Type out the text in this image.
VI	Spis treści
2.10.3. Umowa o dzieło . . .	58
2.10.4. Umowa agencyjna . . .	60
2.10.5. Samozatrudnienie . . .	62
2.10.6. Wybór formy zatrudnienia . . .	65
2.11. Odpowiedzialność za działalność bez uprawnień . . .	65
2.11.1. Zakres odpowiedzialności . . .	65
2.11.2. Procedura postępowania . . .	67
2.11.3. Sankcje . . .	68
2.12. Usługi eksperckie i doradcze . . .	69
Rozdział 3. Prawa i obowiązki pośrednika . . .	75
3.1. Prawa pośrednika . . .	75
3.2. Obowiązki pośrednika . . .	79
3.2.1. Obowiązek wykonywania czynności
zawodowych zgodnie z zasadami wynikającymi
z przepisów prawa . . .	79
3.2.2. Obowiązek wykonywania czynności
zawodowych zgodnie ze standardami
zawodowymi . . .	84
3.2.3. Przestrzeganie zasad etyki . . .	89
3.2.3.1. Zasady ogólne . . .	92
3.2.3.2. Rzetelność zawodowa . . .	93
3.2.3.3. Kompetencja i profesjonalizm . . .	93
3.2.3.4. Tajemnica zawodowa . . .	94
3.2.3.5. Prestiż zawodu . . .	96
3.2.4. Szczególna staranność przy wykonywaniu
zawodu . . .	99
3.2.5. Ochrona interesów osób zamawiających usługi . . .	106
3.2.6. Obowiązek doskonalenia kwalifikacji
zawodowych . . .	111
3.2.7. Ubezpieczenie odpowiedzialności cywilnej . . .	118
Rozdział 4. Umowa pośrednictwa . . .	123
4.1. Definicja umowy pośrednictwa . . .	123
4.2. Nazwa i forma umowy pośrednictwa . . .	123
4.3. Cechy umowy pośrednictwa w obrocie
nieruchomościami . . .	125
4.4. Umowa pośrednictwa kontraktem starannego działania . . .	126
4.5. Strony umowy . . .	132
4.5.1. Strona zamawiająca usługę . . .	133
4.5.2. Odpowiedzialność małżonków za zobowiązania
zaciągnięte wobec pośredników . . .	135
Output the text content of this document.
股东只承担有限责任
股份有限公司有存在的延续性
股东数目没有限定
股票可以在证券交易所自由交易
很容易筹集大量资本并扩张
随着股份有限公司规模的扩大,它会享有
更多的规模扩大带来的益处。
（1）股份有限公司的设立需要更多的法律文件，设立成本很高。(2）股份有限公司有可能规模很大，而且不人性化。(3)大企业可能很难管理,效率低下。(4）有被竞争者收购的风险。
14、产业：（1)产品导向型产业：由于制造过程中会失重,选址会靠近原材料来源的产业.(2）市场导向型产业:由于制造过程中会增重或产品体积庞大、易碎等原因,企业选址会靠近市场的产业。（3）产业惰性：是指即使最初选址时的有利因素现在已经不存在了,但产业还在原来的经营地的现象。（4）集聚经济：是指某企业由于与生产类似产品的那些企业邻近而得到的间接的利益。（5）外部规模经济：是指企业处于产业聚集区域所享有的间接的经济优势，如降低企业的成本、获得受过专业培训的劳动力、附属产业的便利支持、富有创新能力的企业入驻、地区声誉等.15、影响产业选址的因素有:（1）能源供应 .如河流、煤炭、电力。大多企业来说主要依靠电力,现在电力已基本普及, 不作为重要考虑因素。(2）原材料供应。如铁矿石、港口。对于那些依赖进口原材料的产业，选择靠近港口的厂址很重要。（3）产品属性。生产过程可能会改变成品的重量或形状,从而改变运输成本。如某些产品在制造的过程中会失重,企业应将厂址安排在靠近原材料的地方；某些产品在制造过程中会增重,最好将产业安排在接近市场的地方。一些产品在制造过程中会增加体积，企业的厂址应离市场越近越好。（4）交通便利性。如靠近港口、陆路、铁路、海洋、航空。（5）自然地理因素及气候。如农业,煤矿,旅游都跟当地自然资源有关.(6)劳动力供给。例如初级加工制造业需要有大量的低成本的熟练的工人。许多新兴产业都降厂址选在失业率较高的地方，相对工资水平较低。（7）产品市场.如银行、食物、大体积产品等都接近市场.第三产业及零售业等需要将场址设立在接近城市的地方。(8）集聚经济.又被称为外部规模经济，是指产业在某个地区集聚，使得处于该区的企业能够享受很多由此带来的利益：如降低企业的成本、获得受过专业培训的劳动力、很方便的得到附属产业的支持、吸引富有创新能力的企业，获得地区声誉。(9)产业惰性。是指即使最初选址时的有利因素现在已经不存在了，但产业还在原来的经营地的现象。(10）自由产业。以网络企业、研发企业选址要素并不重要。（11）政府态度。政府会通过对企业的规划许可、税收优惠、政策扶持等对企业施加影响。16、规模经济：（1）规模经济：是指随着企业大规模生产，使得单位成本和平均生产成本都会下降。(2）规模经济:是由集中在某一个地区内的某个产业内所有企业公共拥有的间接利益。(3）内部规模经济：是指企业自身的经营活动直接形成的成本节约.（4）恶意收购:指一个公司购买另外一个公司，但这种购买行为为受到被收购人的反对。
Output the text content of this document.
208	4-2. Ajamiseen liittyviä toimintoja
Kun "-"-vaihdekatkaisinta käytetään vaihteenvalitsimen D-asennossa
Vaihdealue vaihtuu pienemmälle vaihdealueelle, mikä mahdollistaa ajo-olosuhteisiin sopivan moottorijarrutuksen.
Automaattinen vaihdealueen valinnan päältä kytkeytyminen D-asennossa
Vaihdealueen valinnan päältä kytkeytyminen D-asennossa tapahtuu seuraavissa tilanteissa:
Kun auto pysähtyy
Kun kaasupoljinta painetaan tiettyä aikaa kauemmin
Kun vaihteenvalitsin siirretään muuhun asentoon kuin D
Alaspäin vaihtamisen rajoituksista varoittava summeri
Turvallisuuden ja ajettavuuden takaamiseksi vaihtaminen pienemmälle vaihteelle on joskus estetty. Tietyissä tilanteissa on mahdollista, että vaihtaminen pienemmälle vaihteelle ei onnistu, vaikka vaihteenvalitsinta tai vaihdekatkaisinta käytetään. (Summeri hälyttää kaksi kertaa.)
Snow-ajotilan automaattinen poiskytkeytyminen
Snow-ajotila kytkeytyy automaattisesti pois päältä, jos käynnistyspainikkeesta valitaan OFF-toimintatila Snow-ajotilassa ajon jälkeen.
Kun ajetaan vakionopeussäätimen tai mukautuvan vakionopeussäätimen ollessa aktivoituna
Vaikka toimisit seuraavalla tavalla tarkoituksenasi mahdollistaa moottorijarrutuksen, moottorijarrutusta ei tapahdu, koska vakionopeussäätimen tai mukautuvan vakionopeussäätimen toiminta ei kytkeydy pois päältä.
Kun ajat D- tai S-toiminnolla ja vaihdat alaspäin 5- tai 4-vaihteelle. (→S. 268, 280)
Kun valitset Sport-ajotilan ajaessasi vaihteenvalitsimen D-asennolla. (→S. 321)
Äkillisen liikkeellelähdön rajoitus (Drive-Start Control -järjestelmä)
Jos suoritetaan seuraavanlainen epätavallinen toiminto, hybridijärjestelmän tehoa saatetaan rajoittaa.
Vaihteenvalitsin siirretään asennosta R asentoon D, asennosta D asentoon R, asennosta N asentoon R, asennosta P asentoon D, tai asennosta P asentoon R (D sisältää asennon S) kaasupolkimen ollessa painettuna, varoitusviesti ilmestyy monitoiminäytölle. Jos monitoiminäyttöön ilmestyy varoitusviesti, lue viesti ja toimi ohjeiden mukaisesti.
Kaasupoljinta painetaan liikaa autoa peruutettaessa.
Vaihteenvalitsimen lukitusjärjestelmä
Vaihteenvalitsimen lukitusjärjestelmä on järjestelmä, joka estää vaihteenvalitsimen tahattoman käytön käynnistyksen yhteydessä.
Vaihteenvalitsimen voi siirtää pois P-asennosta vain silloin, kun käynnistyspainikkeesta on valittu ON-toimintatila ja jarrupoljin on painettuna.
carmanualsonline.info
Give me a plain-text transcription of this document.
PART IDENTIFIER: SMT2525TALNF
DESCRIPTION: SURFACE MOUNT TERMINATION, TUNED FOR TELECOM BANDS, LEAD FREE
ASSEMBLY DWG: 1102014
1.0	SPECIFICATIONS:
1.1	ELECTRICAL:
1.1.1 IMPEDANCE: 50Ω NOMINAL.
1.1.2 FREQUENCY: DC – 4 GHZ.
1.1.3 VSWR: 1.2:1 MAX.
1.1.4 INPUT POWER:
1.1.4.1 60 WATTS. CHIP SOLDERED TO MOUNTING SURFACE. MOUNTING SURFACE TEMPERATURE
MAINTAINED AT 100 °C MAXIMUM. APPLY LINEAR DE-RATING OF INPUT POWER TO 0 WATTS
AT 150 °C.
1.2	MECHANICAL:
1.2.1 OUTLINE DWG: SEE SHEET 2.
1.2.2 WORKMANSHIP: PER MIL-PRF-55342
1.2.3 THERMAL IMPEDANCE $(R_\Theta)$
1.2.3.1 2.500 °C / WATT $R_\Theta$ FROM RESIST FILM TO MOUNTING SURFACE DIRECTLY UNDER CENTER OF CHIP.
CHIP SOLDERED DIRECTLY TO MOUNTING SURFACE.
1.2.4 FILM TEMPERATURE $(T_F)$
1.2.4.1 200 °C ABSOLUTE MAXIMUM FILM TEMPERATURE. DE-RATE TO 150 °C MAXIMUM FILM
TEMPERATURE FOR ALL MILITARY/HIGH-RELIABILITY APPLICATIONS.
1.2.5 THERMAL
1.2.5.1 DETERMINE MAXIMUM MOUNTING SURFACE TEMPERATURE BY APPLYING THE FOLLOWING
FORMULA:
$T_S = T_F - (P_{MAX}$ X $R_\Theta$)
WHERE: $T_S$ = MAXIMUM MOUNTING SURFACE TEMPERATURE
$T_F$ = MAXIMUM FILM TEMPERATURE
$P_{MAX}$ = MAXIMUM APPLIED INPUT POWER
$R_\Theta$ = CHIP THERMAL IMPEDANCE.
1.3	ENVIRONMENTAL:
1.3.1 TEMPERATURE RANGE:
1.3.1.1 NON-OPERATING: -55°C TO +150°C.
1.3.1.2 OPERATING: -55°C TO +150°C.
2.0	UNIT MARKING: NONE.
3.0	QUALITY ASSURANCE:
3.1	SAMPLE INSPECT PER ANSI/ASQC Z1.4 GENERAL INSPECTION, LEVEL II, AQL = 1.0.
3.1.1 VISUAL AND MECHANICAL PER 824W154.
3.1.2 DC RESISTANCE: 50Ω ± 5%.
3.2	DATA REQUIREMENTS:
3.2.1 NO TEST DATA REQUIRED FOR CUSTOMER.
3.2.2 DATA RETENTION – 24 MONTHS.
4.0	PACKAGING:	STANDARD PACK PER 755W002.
--------------------------------------------------
▶ _TASK REQUIREMENTS_:
Search the records above for "Theta". Copy each line where it is found.

▶ _RESULT FOR THIS TASK_:
1.2.3 THERMAL IMPEDANCE $(R_\Theta)$
1.2.3.1 2.500 °C / WATT $R_\Theta$ FROM RESIST FILM TO MOUNTING SURFACE DIRECTLY UNDER CENTER OF CHIP.
$T_S = T_F - (P_{MAX}$ X $R_\Theta$)
$R_\Theta$ = CHIP THERMAL IMPEDANCE.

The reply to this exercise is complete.